▼

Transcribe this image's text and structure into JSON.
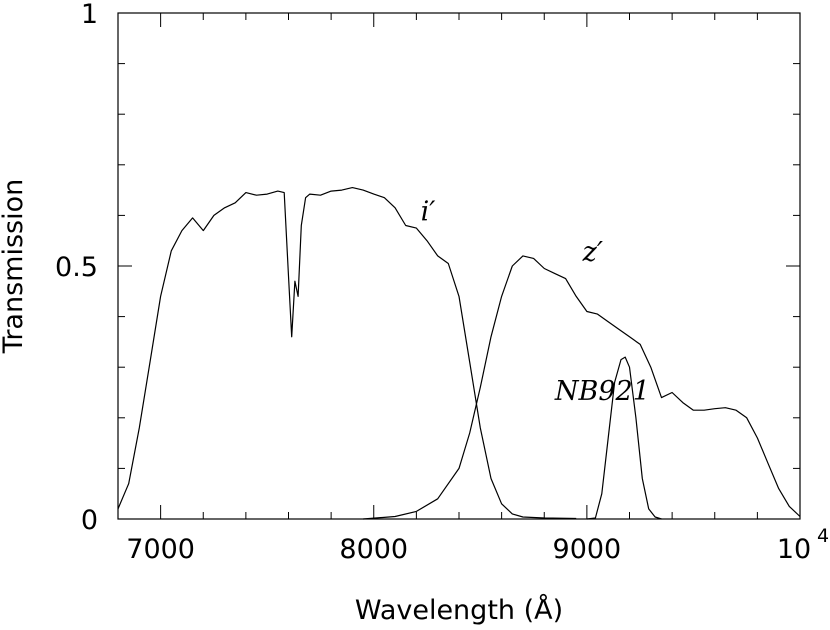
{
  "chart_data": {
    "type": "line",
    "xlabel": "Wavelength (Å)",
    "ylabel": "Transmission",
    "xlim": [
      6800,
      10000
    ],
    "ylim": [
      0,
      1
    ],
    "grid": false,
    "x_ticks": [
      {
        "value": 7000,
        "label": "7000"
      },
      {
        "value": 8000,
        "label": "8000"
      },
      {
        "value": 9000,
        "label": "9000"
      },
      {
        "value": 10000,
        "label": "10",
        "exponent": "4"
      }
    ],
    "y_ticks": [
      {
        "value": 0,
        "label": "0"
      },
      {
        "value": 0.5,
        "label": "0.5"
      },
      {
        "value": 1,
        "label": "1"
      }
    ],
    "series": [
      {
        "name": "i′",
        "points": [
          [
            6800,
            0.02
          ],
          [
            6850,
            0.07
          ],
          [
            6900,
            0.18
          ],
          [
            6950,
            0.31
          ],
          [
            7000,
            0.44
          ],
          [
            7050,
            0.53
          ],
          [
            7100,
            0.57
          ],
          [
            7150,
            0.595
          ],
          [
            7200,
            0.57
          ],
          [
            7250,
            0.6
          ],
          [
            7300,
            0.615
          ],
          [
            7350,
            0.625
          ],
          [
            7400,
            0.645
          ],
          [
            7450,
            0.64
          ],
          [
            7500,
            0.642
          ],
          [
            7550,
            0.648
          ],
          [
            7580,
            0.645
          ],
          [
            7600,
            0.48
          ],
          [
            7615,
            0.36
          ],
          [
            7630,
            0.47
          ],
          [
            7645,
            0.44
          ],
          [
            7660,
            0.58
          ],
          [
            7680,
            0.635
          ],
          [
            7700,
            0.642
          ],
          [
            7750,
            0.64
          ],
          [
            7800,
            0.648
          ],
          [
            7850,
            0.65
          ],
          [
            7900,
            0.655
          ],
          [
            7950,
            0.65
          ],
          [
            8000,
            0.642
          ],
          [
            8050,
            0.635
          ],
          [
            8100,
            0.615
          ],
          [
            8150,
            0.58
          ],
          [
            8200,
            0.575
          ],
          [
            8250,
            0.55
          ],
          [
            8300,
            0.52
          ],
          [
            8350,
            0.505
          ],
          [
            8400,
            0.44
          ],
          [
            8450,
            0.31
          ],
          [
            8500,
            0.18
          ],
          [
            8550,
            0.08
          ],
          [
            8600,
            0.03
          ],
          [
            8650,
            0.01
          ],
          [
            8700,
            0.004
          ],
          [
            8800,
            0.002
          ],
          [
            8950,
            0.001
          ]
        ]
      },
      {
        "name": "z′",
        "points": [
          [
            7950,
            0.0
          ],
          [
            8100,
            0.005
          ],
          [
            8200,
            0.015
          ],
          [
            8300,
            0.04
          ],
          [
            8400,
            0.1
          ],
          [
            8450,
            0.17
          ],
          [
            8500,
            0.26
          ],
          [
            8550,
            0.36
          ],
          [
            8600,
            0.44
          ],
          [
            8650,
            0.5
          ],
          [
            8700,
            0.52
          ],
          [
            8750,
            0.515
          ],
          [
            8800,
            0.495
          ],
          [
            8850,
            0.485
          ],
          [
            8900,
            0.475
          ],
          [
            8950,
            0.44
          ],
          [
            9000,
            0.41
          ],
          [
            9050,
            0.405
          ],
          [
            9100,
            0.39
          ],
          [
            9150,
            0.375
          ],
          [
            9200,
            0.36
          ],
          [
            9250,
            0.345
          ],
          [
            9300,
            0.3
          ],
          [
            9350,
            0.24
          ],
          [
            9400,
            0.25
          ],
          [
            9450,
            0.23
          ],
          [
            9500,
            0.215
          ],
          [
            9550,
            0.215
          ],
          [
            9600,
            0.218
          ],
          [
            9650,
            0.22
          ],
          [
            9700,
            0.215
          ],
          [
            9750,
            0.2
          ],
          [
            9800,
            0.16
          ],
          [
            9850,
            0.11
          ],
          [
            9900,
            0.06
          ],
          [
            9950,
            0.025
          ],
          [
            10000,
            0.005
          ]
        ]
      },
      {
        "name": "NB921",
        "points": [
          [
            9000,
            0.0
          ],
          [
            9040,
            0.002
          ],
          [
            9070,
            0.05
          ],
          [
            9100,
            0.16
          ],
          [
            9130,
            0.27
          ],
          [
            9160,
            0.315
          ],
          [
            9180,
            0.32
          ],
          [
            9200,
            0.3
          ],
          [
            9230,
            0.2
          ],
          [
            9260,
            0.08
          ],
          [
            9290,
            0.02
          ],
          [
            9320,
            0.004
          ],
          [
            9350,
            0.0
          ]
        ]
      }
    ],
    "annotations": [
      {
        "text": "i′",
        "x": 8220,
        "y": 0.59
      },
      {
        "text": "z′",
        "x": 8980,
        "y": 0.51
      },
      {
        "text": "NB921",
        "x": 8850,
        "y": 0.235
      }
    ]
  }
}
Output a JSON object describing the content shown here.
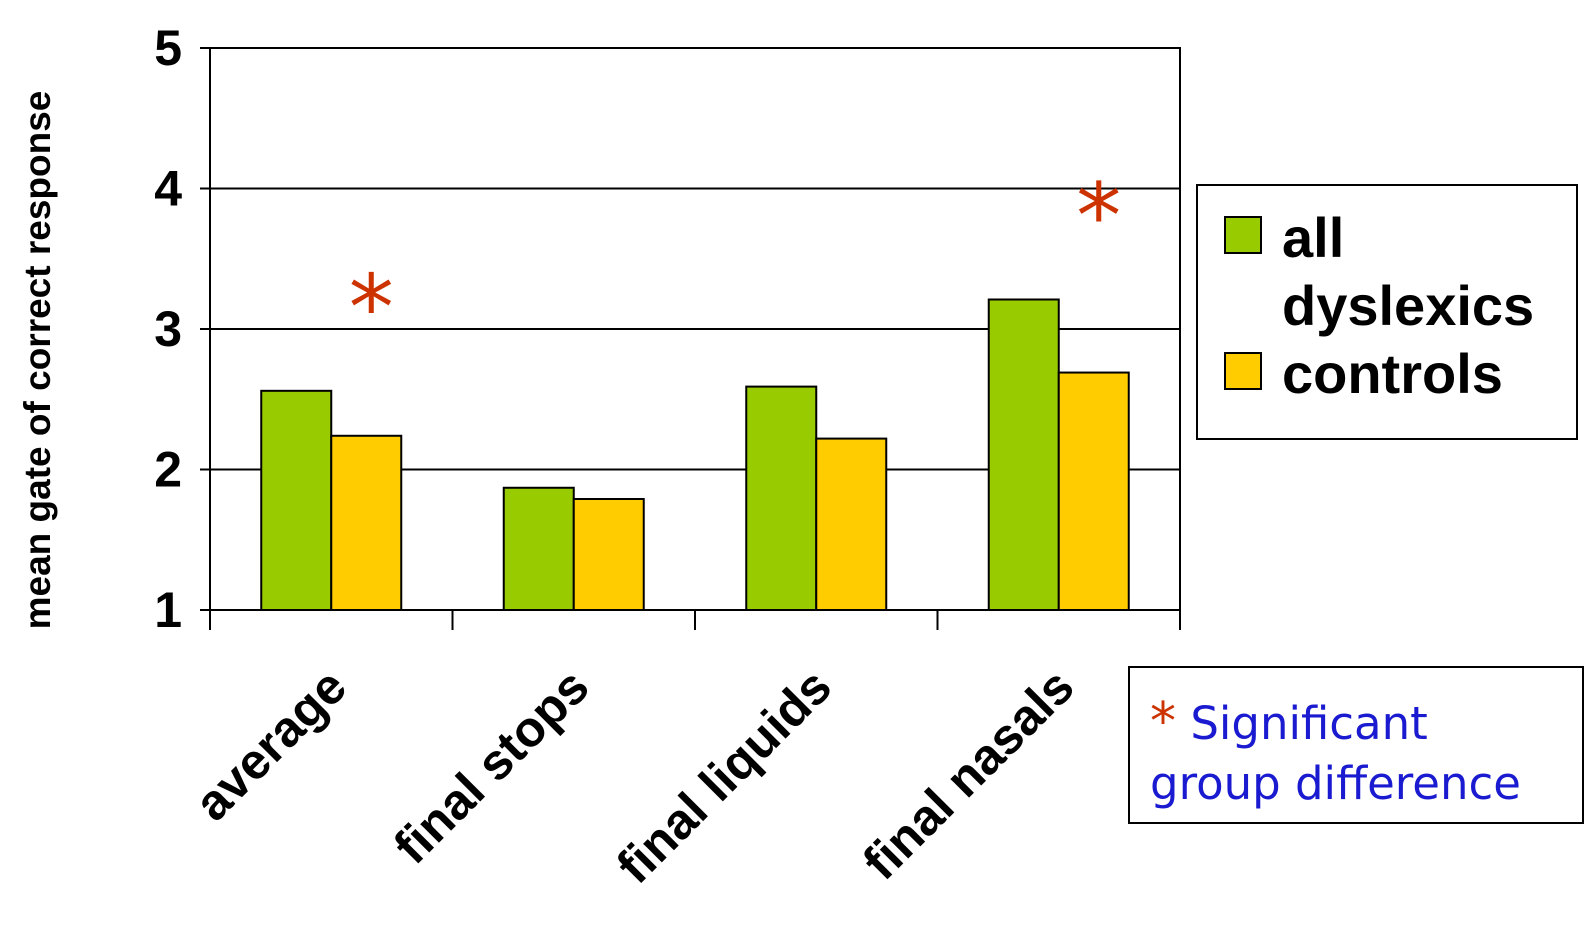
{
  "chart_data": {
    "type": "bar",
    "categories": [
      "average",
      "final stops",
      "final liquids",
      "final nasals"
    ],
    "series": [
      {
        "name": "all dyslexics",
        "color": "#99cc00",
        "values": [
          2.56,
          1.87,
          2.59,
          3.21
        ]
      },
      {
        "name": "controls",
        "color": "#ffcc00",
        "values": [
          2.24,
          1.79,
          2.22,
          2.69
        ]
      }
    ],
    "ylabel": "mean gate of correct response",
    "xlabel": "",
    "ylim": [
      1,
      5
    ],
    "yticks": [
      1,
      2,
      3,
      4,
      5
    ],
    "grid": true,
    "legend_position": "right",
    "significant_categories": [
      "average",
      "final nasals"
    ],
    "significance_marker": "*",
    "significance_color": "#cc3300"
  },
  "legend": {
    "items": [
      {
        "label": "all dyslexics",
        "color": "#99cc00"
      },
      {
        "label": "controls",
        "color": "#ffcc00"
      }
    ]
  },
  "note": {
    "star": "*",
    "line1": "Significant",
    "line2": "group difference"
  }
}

▲

What you need to do -> Pictures are excluded; repeat every record exactly.

Worked solution ->
Transcribe this image's text and structure into JSON.
{
  "chart_data": {
    "type": "line",
    "xlabel": "Wavelength (Å)",
    "ylabel": "Transmission",
    "xlim": [
      6800,
      10000
    ],
    "ylim": [
      0,
      1
    ],
    "grid": false,
    "x_ticks": [
      {
        "value": 7000,
        "label": "7000"
      },
      {
        "value": 8000,
        "label": "8000"
      },
      {
        "value": 9000,
        "label": "9000"
      },
      {
        "value": 10000,
        "label": "10",
        "exponent": "4"
      }
    ],
    "y_ticks": [
      {
        "value": 0,
        "label": "0"
      },
      {
        "value": 0.5,
        "label": "0.5"
      },
      {
        "value": 1,
        "label": "1"
      }
    ],
    "series": [
      {
        "name": "i′",
        "points": [
          [
            6800,
            0.02
          ],
          [
            6850,
            0.07
          ],
          [
            6900,
            0.18
          ],
          [
            6950,
            0.31
          ],
          [
            7000,
            0.44
          ],
          [
            7050,
            0.53
          ],
          [
            7100,
            0.57
          ],
          [
            7150,
            0.595
          ],
          [
            7200,
            0.57
          ],
          [
            7250,
            0.6
          ],
          [
            7300,
            0.615
          ],
          [
            7350,
            0.625
          ],
          [
            7400,
            0.645
          ],
          [
            7450,
            0.64
          ],
          [
            7500,
            0.642
          ],
          [
            7550,
            0.648
          ],
          [
            7580,
            0.645
          ],
          [
            7600,
            0.48
          ],
          [
            7615,
            0.36
          ],
          [
            7630,
            0.47
          ],
          [
            7645,
            0.44
          ],
          [
            7660,
            0.58
          ],
          [
            7680,
            0.635
          ],
          [
            7700,
            0.642
          ],
          [
            7750,
            0.64
          ],
          [
            7800,
            0.648
          ],
          [
            7850,
            0.65
          ],
          [
            7900,
            0.655
          ],
          [
            7950,
            0.65
          ],
          [
            8000,
            0.642
          ],
          [
            8050,
            0.635
          ],
          [
            8100,
            0.615
          ],
          [
            8150,
            0.58
          ],
          [
            8200,
            0.575
          ],
          [
            8250,
            0.55
          ],
          [
            8300,
            0.52
          ],
          [
            8350,
            0.505
          ],
          [
            8400,
            0.44
          ],
          [
            8450,
            0.31
          ],
          [
            8500,
            0.18
          ],
          [
            8550,
            0.08
          ],
          [
            8600,
            0.03
          ],
          [
            8650,
            0.01
          ],
          [
            8700,
            0.004
          ],
          [
            8800,
            0.002
          ],
          [
            8950,
            0.001
          ]
        ]
      },
      {
        "name": "z′",
        "points": [
          [
            7950,
            0.0
          ],
          [
            8100,
            0.005
          ],
          [
            8200,
            0.015
          ],
          [
            8300,
            0.04
          ],
          [
            8400,
            0.1
          ],
          [
            8450,
            0.17
          ],
          [
            8500,
            0.26
          ],
          [
            8550,
            0.36
          ],
          [
            8600,
            0.44
          ],
          [
            8650,
            0.5
          ],
          [
            8700,
            0.52
          ],
          [
            8750,
            0.515
          ],
          [
            8800,
            0.495
          ],
          [
            8850,
            0.485
          ],
          [
            8900,
            0.475
          ],
          [
            8950,
            0.44
          ],
          [
            9000,
            0.41
          ],
          [
            9050,
            0.405
          ],
          [
            9100,
            0.39
          ],
          [
            9150,
            0.375
          ],
          [
            9200,
            0.36
          ],
          [
            9250,
            0.345
          ],
          [
            9300,
            0.3
          ],
          [
            9350,
            0.24
          ],
          [
            9400,
            0.25
          ],
          [
            9450,
            0.23
          ],
          [
            9500,
            0.215
          ],
          [
            9550,
            0.215
          ],
          [
            9600,
            0.218
          ],
          [
            9650,
            0.22
          ],
          [
            9700,
            0.215
          ],
          [
            9750,
            0.2
          ],
          [
            9800,
            0.16
          ],
          [
            9850,
            0.11
          ],
          [
            9900,
            0.06
          ],
          [
            9950,
            0.025
          ],
          [
            10000,
            0.005
          ]
        ]
      },
      {
        "name": "NB921",
        "points": [
          [
            9000,
            0.0
          ],
          [
            9040,
            0.002
          ],
          [
            9070,
            0.05
          ],
          [
            9100,
            0.16
          ],
          [
            9130,
            0.27
          ],
          [
            9160,
            0.315
          ],
          [
            9180,
            0.32
          ],
          [
            9200,
            0.3
          ],
          [
            9230,
            0.2
          ],
          [
            9260,
            0.08
          ],
          [
            9290,
            0.02
          ],
          [
            9320,
            0.004
          ],
          [
            9350,
            0.0
          ]
        ]
      }
    ],
    "annotations": [
      {
        "text": "i′",
        "x": 8220,
        "y": 0.59
      },
      {
        "text": "z′",
        "x": 8980,
        "y": 0.51
      },
      {
        "text": "NB921",
        "x": 8850,
        "y": 0.235
      }
    ]
  }
}
Output a JSON object describing the content shown here.
{
  "chart_data": {
    "type": "bar",
    "categories": [
      "average",
      "final stops",
      "final liquids",
      "final nasals"
    ],
    "series": [
      {
        "name": "all dyslexics",
        "color": "#99cc00",
        "values": [
          2.56,
          1.87,
          2.59,
          3.21
        ]
      },
      {
        "name": "controls",
        "color": "#ffcc00",
        "values": [
          2.24,
          1.79,
          2.22,
          2.69
        ]
      }
    ],
    "ylabel": "mean gate of correct response",
    "xlabel": "",
    "ylim": [
      1,
      5
    ],
    "yticks": [
      1,
      2,
      3,
      4,
      5
    ],
    "grid": true,
    "legend_position": "right",
    "significant_categories": [
      "average",
      "final nasals"
    ],
    "significance_marker": "*",
    "significance_color": "#cc3300"
  },
  "legend": {
    "items": [
      {
        "label": "all dyslexics",
        "color": "#99cc00"
      },
      {
        "label": "controls",
        "color": "#ffcc00"
      }
    ]
  },
  "note": {
    "star": "*",
    "line1": "Significant",
    "line2": "group difference"
  }
}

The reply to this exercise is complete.